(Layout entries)
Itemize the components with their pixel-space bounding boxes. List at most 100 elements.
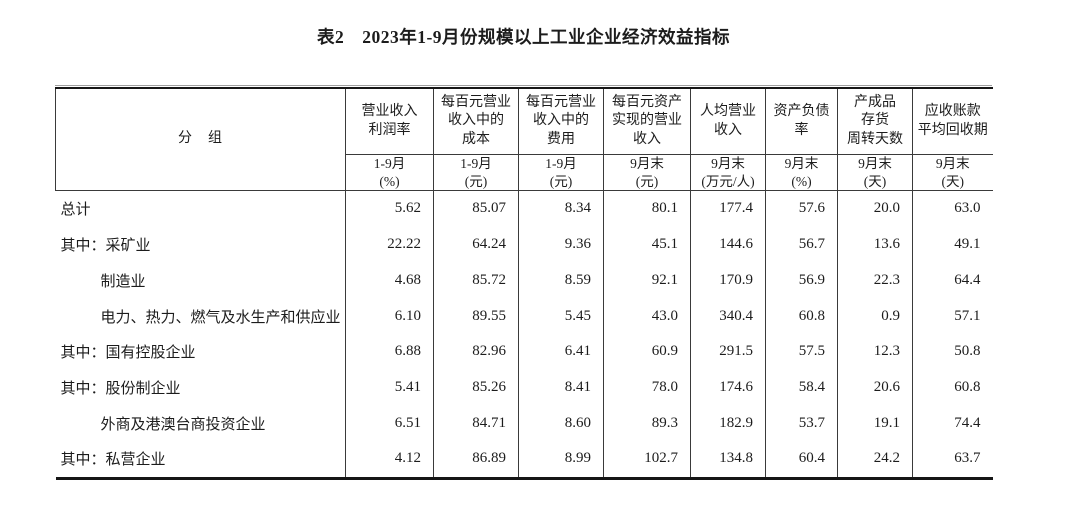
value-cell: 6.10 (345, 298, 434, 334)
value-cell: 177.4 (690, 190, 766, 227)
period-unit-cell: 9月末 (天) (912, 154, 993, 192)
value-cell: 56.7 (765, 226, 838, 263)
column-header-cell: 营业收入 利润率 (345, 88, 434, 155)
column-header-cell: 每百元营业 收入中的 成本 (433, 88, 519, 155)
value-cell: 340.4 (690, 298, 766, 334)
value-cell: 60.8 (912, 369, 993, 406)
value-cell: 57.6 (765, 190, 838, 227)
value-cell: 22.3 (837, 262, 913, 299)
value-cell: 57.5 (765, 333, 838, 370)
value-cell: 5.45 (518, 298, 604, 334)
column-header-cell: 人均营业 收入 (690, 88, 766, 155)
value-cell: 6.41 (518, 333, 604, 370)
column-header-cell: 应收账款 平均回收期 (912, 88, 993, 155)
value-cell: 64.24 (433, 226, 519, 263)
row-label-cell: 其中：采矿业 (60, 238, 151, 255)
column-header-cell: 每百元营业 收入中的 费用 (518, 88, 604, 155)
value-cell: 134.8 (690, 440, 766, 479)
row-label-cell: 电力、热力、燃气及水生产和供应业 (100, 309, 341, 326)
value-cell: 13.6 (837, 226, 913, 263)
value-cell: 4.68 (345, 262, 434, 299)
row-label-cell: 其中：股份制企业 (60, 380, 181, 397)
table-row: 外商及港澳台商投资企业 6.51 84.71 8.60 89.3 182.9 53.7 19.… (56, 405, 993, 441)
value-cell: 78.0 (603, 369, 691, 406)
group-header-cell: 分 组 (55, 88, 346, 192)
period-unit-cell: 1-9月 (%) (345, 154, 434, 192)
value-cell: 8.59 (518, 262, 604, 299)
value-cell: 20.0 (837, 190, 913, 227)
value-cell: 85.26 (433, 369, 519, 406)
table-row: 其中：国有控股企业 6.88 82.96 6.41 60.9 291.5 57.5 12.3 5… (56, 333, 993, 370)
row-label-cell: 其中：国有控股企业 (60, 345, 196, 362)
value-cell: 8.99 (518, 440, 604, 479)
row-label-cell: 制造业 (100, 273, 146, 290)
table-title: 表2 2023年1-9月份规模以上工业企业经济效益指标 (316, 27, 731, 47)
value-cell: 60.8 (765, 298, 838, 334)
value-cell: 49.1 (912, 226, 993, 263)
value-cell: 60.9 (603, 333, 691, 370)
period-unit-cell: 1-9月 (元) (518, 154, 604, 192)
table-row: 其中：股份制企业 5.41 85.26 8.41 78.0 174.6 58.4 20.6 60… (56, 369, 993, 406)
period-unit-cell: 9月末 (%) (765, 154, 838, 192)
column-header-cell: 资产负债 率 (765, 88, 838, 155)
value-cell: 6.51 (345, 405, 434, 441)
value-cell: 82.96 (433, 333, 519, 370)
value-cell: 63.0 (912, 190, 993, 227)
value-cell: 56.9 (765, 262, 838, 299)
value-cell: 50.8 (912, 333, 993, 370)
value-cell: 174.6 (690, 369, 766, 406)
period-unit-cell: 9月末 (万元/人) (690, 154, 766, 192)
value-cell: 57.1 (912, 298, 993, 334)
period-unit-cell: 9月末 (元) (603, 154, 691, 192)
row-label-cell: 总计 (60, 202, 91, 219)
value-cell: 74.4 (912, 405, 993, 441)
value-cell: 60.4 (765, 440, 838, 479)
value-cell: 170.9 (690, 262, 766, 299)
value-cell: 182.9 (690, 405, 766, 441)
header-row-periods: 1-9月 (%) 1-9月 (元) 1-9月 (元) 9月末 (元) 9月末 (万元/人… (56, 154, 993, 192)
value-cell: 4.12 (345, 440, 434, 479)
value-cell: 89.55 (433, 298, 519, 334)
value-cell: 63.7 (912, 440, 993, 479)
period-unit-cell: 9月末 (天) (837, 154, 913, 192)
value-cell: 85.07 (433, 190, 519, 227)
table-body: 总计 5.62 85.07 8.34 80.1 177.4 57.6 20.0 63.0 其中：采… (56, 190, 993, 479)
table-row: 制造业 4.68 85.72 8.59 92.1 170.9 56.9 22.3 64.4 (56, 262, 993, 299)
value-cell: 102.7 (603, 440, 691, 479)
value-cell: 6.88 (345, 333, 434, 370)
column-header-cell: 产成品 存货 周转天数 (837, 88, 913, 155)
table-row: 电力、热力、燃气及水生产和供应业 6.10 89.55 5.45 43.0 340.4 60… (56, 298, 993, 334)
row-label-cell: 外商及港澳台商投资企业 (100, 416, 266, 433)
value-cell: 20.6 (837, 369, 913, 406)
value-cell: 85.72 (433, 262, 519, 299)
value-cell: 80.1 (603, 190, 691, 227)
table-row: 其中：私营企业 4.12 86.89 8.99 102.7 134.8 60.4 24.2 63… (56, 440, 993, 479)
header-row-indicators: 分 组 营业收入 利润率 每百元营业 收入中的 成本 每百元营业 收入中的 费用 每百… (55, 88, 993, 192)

SET TASK> Reproduce the entries above line for line with no changes, and omit the picture from your reply.

WRITTEN RESPONSE>
Itemize the components with their pixel-space bounding boxes. List at most 100 elements.
value-cell: 6.10 (345, 298, 434, 334)
value-cell: 177.4 (690, 190, 766, 227)
period-unit-cell: 9月末 (天) (912, 154, 993, 192)
value-cell: 56.7 (765, 226, 838, 263)
column-header-cell: 营业收入 利润率 (345, 88, 434, 155)
column-header-cell: 每百元营业 收入中的 成本 (433, 88, 519, 155)
value-cell: 340.4 (690, 298, 766, 334)
value-cell: 60.8 (912, 369, 993, 406)
value-cell: 57.6 (765, 190, 838, 227)
value-cell: 22.3 (837, 262, 913, 299)
value-cell: 57.5 (765, 333, 838, 370)
value-cell: 5.45 (518, 298, 604, 334)
column-header-cell: 人均营业 收入 (690, 88, 766, 155)
value-cell: 6.41 (518, 333, 604, 370)
column-header-cell: 应收账款 平均回收期 (912, 88, 993, 155)
value-cell: 64.24 (433, 226, 519, 263)
row-label-cell: 其中：采矿业 (60, 238, 151, 255)
column-header-cell: 每百元营业 收入中的 费用 (518, 88, 604, 155)
value-cell: 134.8 (690, 440, 766, 479)
row-label-cell: 电力、热力、燃气及水生产和供应业 (100, 309, 341, 326)
value-cell: 13.6 (837, 226, 913, 263)
value-cell: 4.68 (345, 262, 434, 299)
row-label-cell: 其中：股份制企业 (60, 380, 181, 397)
table-row: 外商及港澳台商投资企业 6.51 84.71 8.60 89.3 182.9 53.7 19.… (56, 405, 993, 441)
value-cell: 78.0 (603, 369, 691, 406)
group-header-cell: 分 组 (55, 88, 346, 192)
period-unit-cell: 1-9月 (%) (345, 154, 434, 192)
value-cell: 8.59 (518, 262, 604, 299)
value-cell: 20.0 (837, 190, 913, 227)
value-cell: 85.26 (433, 369, 519, 406)
table-row: 其中：国有控股企业 6.88 82.96 6.41 60.9 291.5 57.5 12.3 5… (56, 333, 993, 370)
row-label-cell: 其中：国有控股企业 (60, 345, 196, 362)
value-cell: 8.99 (518, 440, 604, 479)
row-label-cell: 制造业 (100, 273, 146, 290)
table-title: 表2 2023年1-9月份规模以上工业企业经济效益指标 (316, 27, 731, 47)
value-cell: 60.8 (765, 298, 838, 334)
value-cell: 49.1 (912, 226, 993, 263)
value-cell: 60.9 (603, 333, 691, 370)
period-unit-cell: 1-9月 (元) (518, 154, 604, 192)
table-row: 其中：股份制企业 5.41 85.26 8.41 78.0 174.6 58.4 20.6 60… (56, 369, 993, 406)
period-unit-cell: 9月末 (%) (765, 154, 838, 192)
column-header-cell: 资产负债 率 (765, 88, 838, 155)
value-cell: 6.51 (345, 405, 434, 441)
value-cell: 82.96 (433, 333, 519, 370)
value-cell: 63.0 (912, 190, 993, 227)
value-cell: 56.9 (765, 262, 838, 299)
value-cell: 50.8 (912, 333, 993, 370)
value-cell: 174.6 (690, 369, 766, 406)
period-unit-cell: 9月末 (万元/人) (690, 154, 766, 192)
value-cell: 57.1 (912, 298, 993, 334)
period-unit-cell: 9月末 (元) (603, 154, 691, 192)
row-label-cell: 总计 (60, 202, 91, 219)
value-cell: 74.4 (912, 405, 993, 441)
value-cell: 60.4 (765, 440, 838, 479)
value-cell: 170.9 (690, 262, 766, 299)
value-cell: 182.9 (690, 405, 766, 441)
header-row-periods: 1-9月 (%) 1-9月 (元) 1-9月 (元) 9月末 (元) 9月末 (万元/人… (56, 154, 993, 192)
value-cell: 4.12 (345, 440, 434, 479)
value-cell: 89.55 (433, 298, 519, 334)
value-cell: 63.7 (912, 440, 993, 479)
period-unit-cell: 9月末 (天) (837, 154, 913, 192)
value-cell: 85.07 (433, 190, 519, 227)
table-body: 总计 5.62 85.07 8.34 80.1 177.4 57.6 20.0 63.0 其中：采… (56, 190, 993, 479)
table-row: 制造业 4.68 85.72 8.59 92.1 170.9 56.9 22.3 64.4 (56, 262, 993, 299)
value-cell: 102.7 (603, 440, 691, 479)
value-cell: 6.88 (345, 333, 434, 370)
column-header-cell: 产成品 存货 周转天数 (837, 88, 913, 155)
table-row: 电力、热力、燃气及水生产和供应业 6.10 89.55 5.45 43.0 340.4 60… (56, 298, 993, 334)
row-label-cell: 外商及港澳台商投资企业 (100, 416, 266, 433)
value-cell: 20.6 (837, 369, 913, 406)
value-cell: 85.72 (433, 262, 519, 299)
value-cell: 80.1 (603, 190, 691, 227)
table-row: 其中：私营企业 4.12 86.89 8.99 102.7 134.8 60.4 24.2 63… (56, 440, 993, 479)
header-row-indicators: 分 组 营业收入 利润率 每百元营业 收入中的 成本 每百元营业 收入中的 费用 每百… (55, 88, 993, 192)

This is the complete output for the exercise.